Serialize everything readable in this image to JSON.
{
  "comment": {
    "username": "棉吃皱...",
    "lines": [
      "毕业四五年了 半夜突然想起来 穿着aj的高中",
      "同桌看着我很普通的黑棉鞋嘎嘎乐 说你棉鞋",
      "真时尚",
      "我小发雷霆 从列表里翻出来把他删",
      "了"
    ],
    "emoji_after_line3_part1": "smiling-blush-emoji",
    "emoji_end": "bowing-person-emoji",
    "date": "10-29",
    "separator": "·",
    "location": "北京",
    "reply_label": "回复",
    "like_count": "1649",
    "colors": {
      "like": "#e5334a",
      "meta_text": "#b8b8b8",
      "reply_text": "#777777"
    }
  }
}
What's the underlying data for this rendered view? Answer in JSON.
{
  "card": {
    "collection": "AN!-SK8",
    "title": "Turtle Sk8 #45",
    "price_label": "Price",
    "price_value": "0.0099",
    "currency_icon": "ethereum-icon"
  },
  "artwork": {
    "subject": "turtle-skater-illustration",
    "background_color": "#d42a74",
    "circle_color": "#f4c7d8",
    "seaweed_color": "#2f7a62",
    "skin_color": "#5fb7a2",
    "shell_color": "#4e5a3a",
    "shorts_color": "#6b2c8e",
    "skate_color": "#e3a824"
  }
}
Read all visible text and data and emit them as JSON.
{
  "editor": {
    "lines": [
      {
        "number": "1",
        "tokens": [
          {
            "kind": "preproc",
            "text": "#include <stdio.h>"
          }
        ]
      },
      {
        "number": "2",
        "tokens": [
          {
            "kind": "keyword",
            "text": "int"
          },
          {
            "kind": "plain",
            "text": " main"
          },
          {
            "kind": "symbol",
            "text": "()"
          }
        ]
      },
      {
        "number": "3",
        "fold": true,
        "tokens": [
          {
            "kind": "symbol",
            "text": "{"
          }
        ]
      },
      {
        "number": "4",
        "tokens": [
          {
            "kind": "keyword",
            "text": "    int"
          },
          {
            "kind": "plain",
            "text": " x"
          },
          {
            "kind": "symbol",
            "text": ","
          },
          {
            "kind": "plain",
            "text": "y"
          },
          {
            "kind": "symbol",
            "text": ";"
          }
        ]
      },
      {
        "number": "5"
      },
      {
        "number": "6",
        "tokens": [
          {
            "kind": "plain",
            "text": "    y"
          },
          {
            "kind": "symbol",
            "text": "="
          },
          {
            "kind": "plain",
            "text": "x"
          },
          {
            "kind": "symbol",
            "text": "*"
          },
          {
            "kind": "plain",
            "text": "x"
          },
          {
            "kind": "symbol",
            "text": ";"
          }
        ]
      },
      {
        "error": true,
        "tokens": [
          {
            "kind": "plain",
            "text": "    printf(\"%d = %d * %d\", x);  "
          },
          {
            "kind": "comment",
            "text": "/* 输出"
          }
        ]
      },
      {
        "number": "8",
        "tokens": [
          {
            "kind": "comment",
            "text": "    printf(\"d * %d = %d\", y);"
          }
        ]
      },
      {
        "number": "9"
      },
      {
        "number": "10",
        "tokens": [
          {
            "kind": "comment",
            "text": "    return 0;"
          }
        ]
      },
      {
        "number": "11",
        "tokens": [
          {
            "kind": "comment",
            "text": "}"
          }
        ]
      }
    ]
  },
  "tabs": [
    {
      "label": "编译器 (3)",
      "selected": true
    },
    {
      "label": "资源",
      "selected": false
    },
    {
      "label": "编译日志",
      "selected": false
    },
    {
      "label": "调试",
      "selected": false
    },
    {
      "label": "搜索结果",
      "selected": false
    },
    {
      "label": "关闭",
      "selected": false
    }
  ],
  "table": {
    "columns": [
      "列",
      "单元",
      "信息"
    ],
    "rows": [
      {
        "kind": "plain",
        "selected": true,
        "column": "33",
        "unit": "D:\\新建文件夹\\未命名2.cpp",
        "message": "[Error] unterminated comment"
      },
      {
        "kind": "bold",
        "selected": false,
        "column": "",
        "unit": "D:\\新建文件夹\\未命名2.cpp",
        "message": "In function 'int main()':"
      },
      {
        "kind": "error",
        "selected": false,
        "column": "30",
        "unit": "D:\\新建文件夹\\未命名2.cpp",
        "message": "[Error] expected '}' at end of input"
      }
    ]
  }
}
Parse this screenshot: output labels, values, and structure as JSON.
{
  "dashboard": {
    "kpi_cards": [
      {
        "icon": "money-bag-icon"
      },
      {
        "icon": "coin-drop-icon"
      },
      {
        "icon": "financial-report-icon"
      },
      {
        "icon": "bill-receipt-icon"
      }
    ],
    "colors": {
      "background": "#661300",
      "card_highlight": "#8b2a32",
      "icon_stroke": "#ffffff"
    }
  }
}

· · · · ·

Brief:
Go through the listing above and restate it word for word.

Response to the exercise:
Serialize everything readable in this image to JSON.
{
  "comment": {
    "username": "棉吃皱...",
    "lines": [
      "毕业四五年了 半夜突然想起来 穿着aj的高中",
      "同桌看着我很普通的黑棉鞋嘎嘎乐 说你棉鞋",
      "真时尚",
      "我小发雷霆 从列表里翻出来把他删",
      "了"
    ],
    "emoji_after_line3_part1": "smiling-blush-emoji",
    "emoji_end": "bowing-person-emoji",
    "date": "10-29",
    "separator": "·",
    "location": "北京",
    "reply_label": "回复",
    "like_count": "1649",
    "colors": {
      "like": "#e5334a",
      "meta_text": "#b8b8b8",
      "reply_text": "#777777"
    }
  }
}
What's the underlying data for this rendered view? Answer in JSON.
{
  "card": {
    "collection": "AN!-SK8",
    "title": "Turtle Sk8 #45",
    "price_label": "Price",
    "price_value": "0.0099",
    "currency_icon": "ethereum-icon"
  },
  "artwork": {
    "subject": "turtle-skater-illustration",
    "background_color": "#d42a74",
    "circle_color": "#f4c7d8",
    "seaweed_color": "#2f7a62",
    "skin_color": "#5fb7a2",
    "shell_color": "#4e5a3a",
    "shorts_color": "#6b2c8e",
    "skate_color": "#e3a824"
  }
}
Read all visible text and data and emit them as JSON.
{
  "editor": {
    "lines": [
      {
        "number": "1",
        "tokens": [
          {
            "kind": "preproc",
            "text": "#include <stdio.h>"
          }
        ]
      },
      {
        "number": "2",
        "tokens": [
          {
            "kind": "keyword",
            "text": "int"
          },
          {
            "kind": "plain",
            "text": " main"
          },
          {
            "kind": "symbol",
            "text": "()"
          }
        ]
      },
      {
        "number": "3",
        "fold": true,
        "tokens": [
          {
            "kind": "symbol",
            "text": "{"
          }
        ]
      },
      {
        "number": "4",
        "tokens": [
          {
            "kind": "keyword",
            "text": "    int"
          },
          {
            "kind": "plain",
            "text": " x"
          },
          {
            "kind": "symbol",
            "text": ","
          },
          {
            "kind": "plain",
            "text": "y"
          },
          {
            "kind": "symbol",
            "text": ";"
          }
        ]
      },
      {
        "number": "5"
      },
      {
        "number": "6",
        "tokens": [
          {
            "kind": "plain",
            "text": "    y"
          },
          {
            "kind": "symbol",
            "text": "="
          },
          {
            "kind": "plain",
            "text": "x"
          },
          {
            "kind": "symbol",
            "text": "*"
          },
          {
            "kind": "plain",
            "text": "x"
          },
          {
            "kind": "symbol",
            "text": ";"
          }
        ]
      },
      {
        "error": true,
        "tokens": [
          {
            "kind": "plain",
            "text": "    printf(\"%d = %d * %d\", x);  "
          },
          {
            "kind": "comment",
            "text": "/* 输出"
          }
        ]
      },
      {
        "number": "8",
        "tokens": [
          {
            "kind": "comment",
            "text": "    printf(\"d * %d = %d\", y);"
          }
        ]
      },
      {
        "number": "9"
      },
      {
        "number": "10",
        "tokens": [
          {
            "kind": "comment",
            "text": "    return 0;"
          }
        ]
      },
      {
        "number": "11",
        "tokens": [
          {
            "kind": "comment",
            "text": "}"
          }
        ]
      }
    ]
  },
  "tabs": [
    {
      "label": "编译器 (3)",
      "selected": true
    },
    {
      "label": "资源",
      "selected": false
    },
    {
      "label": "编译日志",
      "selected": false
    },
    {
      "label": "调试",
      "selected": false
    },
    {
      "label": "搜索结果",
      "selected": false
    },
    {
      "label": "关闭",
      "selected": false
    }
  ],
  "table": {
    "columns": [
      "列",
      "单元",
      "信息"
    ],
    "rows": [
      {
        "kind": "plain",
        "selected": true,
        "column": "33",
        "unit": "D:\\新建文件夹\\未命名2.cpp",
        "message": "[Error] unterminated comment"
      },
      {
        "kind": "bold",
        "selected": false,
        "column": "",
        "unit": "D:\\新建文件夹\\未命名2.cpp",
        "message": "In function 'int main()':"
      },
      {
        "kind": "error",
        "selected": false,
        "column": "30",
        "unit": "D:\\新建文件夹\\未命名2.cpp",
        "message": "[Error] expected '}' at end of input"
      }
    ]
  }
}
Parse this screenshot: output labels, values, and structure as JSON.
{
  "dashboard": {
    "kpi_cards": [
      {
        "icon": "money-bag-icon"
      },
      {
        "icon": "coin-drop-icon"
      },
      {
        "icon": "financial-report-icon"
      },
      {
        "icon": "bill-receipt-icon"
      }
    ],
    "colors": {
      "background": "#661300",
      "card_highlight": "#8b2a32",
      "icon_stroke": "#ffffff"
    }
  }
}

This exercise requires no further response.